>> BEGIN Data rows
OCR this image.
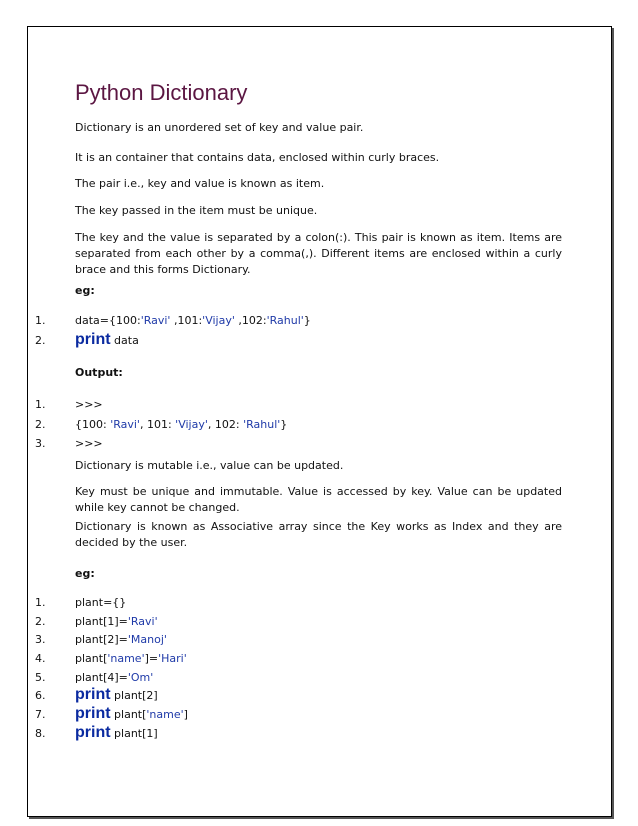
Python Dictionary
Dictionary is an unordered set of key and value pair.
It is an container that contains data, enclosed within curly braces.
The pair i.e., key and value is known as item.
The key passed in the item must be unique.
The key and the value is separated by a colon(:). This pair is known as item. Items are separated from each other by a comma(,). Different items are enclosed within a curly brace and this forms Dictionary.
eg:
1.	data={100:'Ravi' ,101:'Vijay' ,102:'Rahul'}
2.	print data
Output:
1.	>>>
2.	{100: 'Ravi', 101: 'Vijay', 102: 'Rahul'}
3.	>>>
Dictionary is mutable i.e., value can be updated.
Key must be unique and immutable. Value is accessed by key. Value can be updated while key cannot be changed.
Dictionary is known as Associative array since the Key works as Index and they are decided by the user.
eg:
1.	plant={}
2.	plant[1]='Ravi'
3.	plant[2]='Manoj'
4.	plant['name']='Hari'
5.	plant[4]='Om'
6.	print plant[2]
7.	print plant['name']
8.	print plant[1]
>> END Data rows
Exercise =>
Output the entries above exactly. Drop the pictures.

The result =>
OCR this image.
Python Dictionary
Dictionary is an unordered set of key and value pair.
It is an container that contains data, enclosed within curly braces.
The pair i.e., key and value is known as item.
The key passed in the item must be unique.
The key and the value is separated by a colon(:). This pair is known as item. Items are separated from each other by a comma(,). Different items are enclosed within a curly brace and this forms Dictionary.
eg:
1.	data={100:'Ravi' ,101:'Vijay' ,102:'Rahul'}
2.	print data
Output:
1.	>>>
2.	{100: 'Ravi', 101: 'Vijay', 102: 'Rahul'}
3.	>>>
Dictionary is mutable i.e., value can be updated.
Key must be unique and immutable. Value is accessed by key. Value can be updated while key cannot be changed.
Dictionary is known as Associative array since the Key works as Index and they are decided by the user.
eg:
1.	plant={}
2.	plant[1]='Ravi'
3.	plant[2]='Manoj'
4.	plant['name']='Hari'
5.	plant[4]='Om'
6.	print plant[2]
7.	print plant['name']
8.	print plant[1]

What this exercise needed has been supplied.